**Work instructions**
Scan the data. Collect each line that contains the word "revolucion".
── Material provided ──
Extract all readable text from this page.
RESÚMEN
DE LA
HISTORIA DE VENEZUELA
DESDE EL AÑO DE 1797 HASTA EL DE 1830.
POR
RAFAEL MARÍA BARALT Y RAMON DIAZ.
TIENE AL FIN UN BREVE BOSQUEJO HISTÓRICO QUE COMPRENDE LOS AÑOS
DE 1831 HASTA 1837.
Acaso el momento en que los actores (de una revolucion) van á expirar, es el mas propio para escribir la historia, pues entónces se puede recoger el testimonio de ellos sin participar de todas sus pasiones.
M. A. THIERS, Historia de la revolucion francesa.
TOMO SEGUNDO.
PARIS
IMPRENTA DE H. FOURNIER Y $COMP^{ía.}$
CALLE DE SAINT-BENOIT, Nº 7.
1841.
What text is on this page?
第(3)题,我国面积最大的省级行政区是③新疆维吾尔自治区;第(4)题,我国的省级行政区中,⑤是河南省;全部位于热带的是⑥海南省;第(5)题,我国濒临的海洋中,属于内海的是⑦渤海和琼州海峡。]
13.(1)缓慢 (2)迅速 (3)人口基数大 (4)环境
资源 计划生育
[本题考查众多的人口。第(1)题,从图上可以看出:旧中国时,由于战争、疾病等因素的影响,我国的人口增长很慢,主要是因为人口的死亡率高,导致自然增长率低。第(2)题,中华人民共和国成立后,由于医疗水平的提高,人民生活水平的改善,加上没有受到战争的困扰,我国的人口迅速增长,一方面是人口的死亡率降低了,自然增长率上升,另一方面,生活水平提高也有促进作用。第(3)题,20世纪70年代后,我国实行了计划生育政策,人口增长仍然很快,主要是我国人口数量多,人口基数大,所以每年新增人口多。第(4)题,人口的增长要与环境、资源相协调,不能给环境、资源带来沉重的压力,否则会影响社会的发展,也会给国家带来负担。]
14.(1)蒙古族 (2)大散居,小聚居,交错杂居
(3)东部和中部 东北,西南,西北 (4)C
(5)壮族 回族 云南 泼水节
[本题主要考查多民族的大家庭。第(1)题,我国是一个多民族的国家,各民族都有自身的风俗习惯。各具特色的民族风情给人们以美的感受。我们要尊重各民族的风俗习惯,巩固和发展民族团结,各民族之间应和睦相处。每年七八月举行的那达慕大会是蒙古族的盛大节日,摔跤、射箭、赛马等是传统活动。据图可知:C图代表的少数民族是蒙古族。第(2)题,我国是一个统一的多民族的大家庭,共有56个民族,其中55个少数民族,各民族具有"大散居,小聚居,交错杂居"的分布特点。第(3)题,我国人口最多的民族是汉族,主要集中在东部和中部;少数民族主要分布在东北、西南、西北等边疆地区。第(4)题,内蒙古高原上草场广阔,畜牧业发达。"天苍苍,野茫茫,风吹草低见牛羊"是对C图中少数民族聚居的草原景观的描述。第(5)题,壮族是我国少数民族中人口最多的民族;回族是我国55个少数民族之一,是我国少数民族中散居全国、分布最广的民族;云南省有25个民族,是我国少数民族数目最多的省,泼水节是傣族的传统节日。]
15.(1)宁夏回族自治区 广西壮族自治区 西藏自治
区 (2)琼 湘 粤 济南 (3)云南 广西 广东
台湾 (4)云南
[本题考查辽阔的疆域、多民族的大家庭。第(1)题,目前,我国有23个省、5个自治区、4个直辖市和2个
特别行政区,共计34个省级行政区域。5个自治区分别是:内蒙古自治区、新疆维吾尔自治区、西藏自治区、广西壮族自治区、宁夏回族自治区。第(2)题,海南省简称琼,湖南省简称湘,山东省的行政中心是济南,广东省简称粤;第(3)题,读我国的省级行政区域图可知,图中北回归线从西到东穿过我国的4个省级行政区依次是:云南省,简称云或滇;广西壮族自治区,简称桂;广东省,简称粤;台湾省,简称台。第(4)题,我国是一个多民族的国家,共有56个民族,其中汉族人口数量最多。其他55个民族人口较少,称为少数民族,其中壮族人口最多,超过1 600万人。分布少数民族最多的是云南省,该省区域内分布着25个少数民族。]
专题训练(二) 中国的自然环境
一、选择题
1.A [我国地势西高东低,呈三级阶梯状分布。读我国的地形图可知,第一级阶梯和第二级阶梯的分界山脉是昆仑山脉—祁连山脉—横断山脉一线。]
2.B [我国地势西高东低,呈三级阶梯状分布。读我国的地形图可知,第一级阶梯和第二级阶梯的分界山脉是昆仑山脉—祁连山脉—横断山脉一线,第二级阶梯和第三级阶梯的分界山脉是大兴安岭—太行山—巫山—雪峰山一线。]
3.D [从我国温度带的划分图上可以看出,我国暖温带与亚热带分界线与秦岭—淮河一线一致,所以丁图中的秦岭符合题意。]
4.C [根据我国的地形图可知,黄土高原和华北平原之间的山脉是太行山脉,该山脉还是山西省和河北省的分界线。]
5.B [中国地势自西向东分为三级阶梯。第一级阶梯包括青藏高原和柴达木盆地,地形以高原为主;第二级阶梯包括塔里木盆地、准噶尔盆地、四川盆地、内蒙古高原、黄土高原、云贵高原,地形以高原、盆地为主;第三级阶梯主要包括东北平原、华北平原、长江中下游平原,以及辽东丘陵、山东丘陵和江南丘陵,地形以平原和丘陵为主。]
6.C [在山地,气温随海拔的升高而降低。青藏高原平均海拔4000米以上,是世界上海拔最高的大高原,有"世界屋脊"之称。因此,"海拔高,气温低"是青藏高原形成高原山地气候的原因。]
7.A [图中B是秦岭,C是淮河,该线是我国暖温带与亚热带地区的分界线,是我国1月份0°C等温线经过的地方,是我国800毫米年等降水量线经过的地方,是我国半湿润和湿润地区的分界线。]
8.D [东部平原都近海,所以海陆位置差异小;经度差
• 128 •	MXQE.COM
───
── Material provided ──
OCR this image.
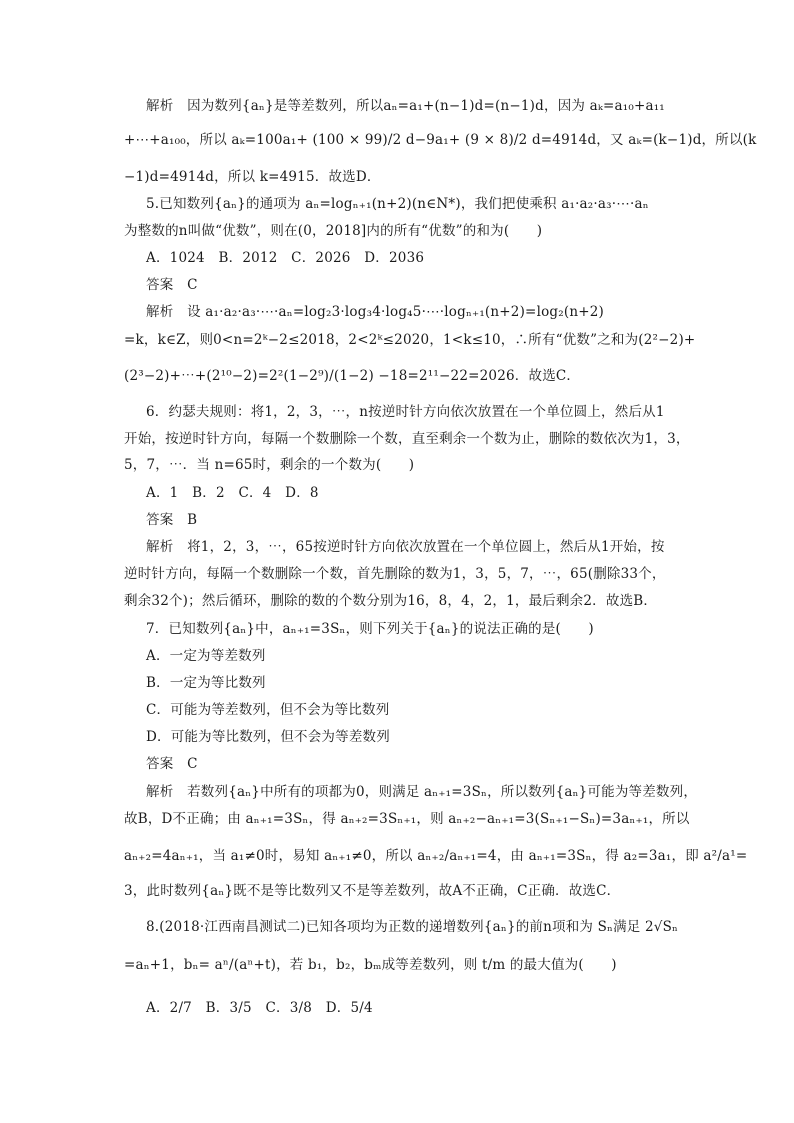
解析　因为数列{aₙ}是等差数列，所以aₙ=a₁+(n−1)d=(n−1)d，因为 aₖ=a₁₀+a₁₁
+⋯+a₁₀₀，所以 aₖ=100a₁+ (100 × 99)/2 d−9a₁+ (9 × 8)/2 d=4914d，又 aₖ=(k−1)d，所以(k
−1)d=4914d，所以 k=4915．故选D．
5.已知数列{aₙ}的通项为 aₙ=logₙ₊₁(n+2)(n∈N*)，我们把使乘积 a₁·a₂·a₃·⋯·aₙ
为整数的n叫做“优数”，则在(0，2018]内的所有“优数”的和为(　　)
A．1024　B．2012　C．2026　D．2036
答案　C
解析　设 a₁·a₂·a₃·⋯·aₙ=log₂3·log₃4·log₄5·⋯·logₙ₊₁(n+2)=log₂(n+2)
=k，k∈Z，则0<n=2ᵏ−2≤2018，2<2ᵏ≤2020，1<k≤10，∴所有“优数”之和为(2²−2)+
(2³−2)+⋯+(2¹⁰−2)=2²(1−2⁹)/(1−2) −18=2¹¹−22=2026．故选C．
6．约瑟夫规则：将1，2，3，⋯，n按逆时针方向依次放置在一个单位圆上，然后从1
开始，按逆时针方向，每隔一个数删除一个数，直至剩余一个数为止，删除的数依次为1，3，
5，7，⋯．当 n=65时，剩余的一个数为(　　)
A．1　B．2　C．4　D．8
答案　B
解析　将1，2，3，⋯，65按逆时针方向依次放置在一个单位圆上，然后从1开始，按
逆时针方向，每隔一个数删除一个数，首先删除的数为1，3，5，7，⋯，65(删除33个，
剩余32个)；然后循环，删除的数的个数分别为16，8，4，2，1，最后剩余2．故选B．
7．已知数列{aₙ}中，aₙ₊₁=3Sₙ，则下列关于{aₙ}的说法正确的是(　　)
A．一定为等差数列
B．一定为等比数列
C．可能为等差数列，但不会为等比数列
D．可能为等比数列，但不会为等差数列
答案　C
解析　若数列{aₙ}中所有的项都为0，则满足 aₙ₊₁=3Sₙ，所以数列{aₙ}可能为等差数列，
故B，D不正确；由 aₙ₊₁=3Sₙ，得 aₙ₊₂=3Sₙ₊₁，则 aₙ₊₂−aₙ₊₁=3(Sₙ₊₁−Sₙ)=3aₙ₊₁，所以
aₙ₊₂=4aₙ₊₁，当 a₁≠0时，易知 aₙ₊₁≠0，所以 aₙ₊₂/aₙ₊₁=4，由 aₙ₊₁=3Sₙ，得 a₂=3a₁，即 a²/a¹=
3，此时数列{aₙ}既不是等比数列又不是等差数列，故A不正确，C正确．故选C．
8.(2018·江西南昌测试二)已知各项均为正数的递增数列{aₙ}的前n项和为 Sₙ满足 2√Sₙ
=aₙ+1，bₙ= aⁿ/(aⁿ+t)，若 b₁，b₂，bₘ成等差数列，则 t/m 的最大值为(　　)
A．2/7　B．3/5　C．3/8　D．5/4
───
**Task solution**
Acaso el momento en que los actores (de una revolucion) van á expirar, es el mas propio para escribir la historia, pues entónces se puede recoger el testimonio de ellos sin participar de todas sus pasiones.
M. A. THIERS, Historia de la revolucion francesa.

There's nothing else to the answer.